WHAT IS ASKED -> From the listing that follows, extract every line and set it down unaltered.

(Data listing)
-----
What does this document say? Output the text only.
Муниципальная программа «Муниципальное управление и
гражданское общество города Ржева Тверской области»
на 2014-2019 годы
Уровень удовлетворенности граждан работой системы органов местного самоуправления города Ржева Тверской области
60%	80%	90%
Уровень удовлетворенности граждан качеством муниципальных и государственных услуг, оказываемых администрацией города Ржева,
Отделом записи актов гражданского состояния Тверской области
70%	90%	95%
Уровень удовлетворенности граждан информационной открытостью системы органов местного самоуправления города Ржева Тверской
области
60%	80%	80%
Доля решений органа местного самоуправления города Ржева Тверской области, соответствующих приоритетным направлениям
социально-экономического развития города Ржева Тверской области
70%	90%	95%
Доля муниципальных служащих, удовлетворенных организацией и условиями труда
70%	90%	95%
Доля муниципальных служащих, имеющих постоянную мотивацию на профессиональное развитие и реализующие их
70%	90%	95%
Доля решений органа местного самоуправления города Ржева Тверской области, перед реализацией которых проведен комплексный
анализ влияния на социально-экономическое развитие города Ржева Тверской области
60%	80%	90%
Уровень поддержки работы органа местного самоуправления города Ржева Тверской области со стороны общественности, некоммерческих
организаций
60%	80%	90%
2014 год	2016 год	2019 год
-----
REPLY TO THE EXERCISE ->
What does this document say? Output the text only.
Муниципальная программа «Муниципальное управление и
гражданское общество города Ржева Тверской области»
на 2014-2019 годы
Уровень удовлетворенности граждан работой системы органов местного самоуправления города Ржева Тверской области
60%	80%	90%
Уровень удовлетворенности граждан качеством муниципальных и государственных услуг, оказываемых администрацией города Ржева,
Отделом записи актов гражданского состояния Тверской области
70%	90%	95%
Уровень удовлетворенности граждан информационной открытостью системы органов местного самоуправления города Ржева Тверской
области
60%	80%	80%
Доля решений органа местного самоуправления города Ржева Тверской области, соответствующих приоритетным направлениям
социально-экономического развития города Ржева Тверской области
70%	90%	95%
Доля муниципальных служащих, удовлетворенных организацией и условиями труда
70%	90%	95%
Доля муниципальных служащих, имеющих постоянную мотивацию на профессиональное развитие и реализующие их
70%	90%	95%
Доля решений органа местного самоуправления города Ржева Тверской области, перед реализацией которых проведен комплексный
анализ влияния на социально-экономическое развитие города Ржева Тверской области
60%	80%	90%
Уровень поддержки работы органа местного самоуправления города Ржева Тверской области со стороны общественности, некоммерческих
организаций
60%	80%	90%
2014 год	2016 год	2019 год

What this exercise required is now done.